■ Task details ■
Work through the data line by line, gathering every line that has the word "icon".

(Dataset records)
— Begin —
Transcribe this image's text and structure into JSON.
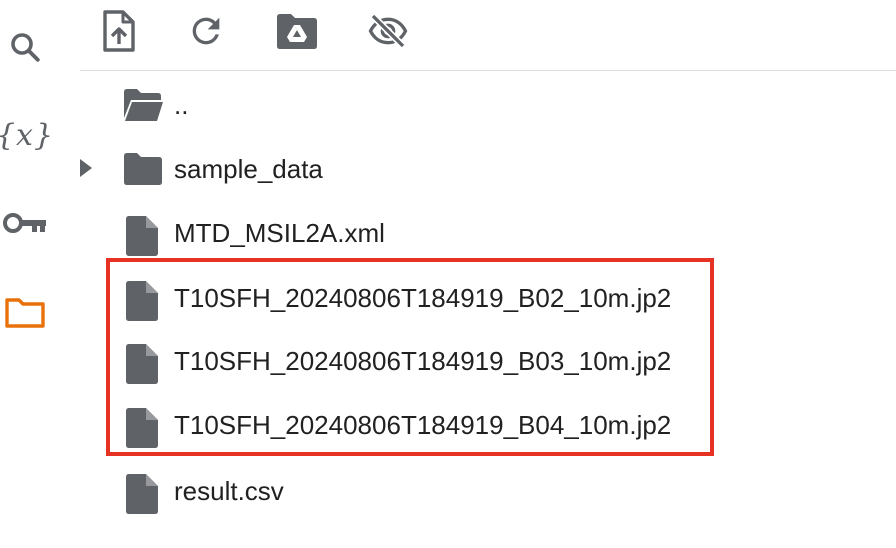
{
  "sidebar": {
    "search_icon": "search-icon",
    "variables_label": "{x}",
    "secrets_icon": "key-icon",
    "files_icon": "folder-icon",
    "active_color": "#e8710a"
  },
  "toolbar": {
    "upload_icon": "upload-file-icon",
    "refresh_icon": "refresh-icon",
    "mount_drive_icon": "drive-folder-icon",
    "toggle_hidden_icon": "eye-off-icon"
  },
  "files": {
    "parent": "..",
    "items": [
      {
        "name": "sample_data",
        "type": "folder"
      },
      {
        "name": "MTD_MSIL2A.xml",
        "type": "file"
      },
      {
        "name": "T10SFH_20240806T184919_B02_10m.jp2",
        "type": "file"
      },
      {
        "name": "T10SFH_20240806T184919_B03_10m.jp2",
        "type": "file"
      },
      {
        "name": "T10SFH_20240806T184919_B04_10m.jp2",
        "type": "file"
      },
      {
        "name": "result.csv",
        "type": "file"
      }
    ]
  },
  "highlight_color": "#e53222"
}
— End —
— Begin —
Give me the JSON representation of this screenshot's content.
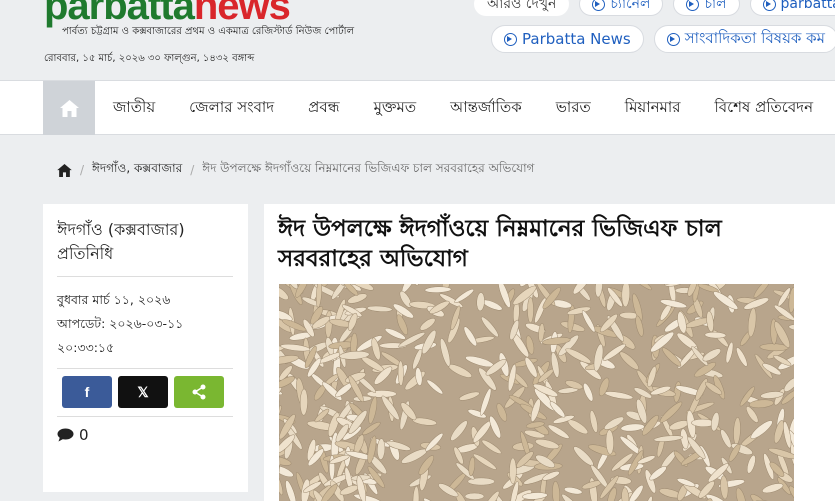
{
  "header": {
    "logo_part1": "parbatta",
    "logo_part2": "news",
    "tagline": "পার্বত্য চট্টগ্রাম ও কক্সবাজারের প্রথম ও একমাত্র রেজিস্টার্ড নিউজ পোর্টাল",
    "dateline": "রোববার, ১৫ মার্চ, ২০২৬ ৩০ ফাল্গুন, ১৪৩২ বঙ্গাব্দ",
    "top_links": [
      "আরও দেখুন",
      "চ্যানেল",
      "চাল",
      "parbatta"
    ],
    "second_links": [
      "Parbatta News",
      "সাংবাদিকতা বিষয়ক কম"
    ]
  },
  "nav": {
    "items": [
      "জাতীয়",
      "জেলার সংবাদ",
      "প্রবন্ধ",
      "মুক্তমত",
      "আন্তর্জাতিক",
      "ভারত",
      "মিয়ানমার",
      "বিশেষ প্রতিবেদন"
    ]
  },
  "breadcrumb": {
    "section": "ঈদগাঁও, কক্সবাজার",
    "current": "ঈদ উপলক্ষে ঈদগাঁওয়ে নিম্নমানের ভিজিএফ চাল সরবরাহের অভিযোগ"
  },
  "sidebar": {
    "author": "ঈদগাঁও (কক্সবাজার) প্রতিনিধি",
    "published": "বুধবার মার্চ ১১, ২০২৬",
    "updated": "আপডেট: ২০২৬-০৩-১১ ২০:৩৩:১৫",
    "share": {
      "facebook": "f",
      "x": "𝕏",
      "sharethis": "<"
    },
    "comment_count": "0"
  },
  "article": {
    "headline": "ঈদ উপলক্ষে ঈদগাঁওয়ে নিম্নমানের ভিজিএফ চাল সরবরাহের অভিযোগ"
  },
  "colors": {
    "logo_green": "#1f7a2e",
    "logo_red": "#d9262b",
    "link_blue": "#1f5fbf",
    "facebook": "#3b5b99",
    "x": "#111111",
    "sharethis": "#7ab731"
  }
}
— End —
■ Written response ■
    "search_icon": "search-icon",
    "secrets_icon": "key-icon",
    "files_icon": "folder-icon",
    "upload_icon": "upload-file-icon",
    "refresh_icon": "refresh-icon",
    "mount_drive_icon": "drive-folder-icon",
    "toggle_hidden_icon": "eye-off-icon"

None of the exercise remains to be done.